WHAT THIS TASK INVOLVES »
Answer these questions from the passage on Carolina Eyck:
1. In what year was she born?
2. With whom did she begin theremin lessons?
3. For what did she win awards while still at school?

DOCUMENT PASSAGE »
━━━━━━━━━━━━━━━━━━━━━━━━━━━━━━

Carolina Eyck is the internationally renowned superstar of the theremin.
When Eyck plays her instrument, she stands poised, hands aloft, making intricate moves but touching nothing. Out pours a melody that speaks of other worlds. It looks, and sounds, like magic.
But how does the theremin work? And how did Eyck even encounter this unique and beguiling instrument, deciding to make it her defining purpose?
Here’s everything you need to know…
Who is Carolina Eyck?
Made in Berlin
Like much of European culture's most cutting-edge contemporary creativity, Carolina Eyck's was formed in and around Berlin, where she was born in 1987.
Her music-making began at the piano keyboard (she started lessons when she was five) and the violin (six), and she was enrolled in a specialist music school. It was here that the smooth whooping, swooning sound of the theremin glided invisibly into her ears, and she began lessons with Lydia Kavina, a relative of Leon Theremin, who was the inventor of the instrument.
A musical prodigy
On top of the piano, the violin and now the theremin, Eyck was a composer, and she combined her love for the other-worldly electronic instrument with her instinct to put pen to paper. She won awards for her compositions when she was still at school.

━━━━━━━━━━━━━━━━━━━━━━━━━━━━━━

DATA SEGMENT »
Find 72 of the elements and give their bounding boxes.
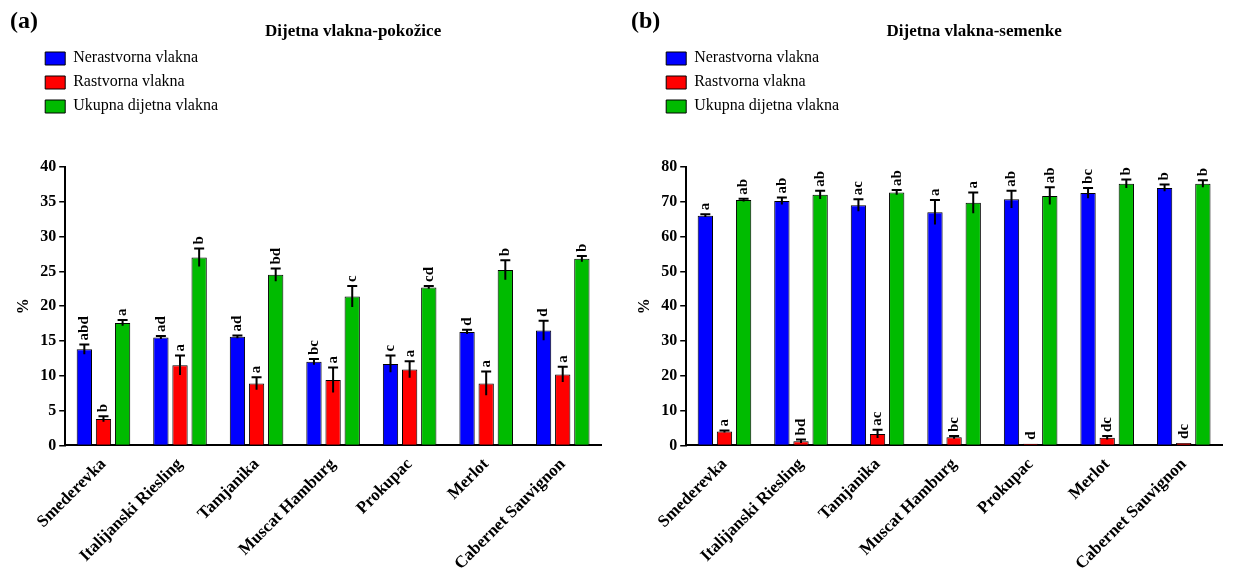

━━━━━━━━━━━━━━━━━━━━━━━━━━━━━━

CORRECT OUTPUT »
1. 1987
2. Lydia Kavina
3. Her compositions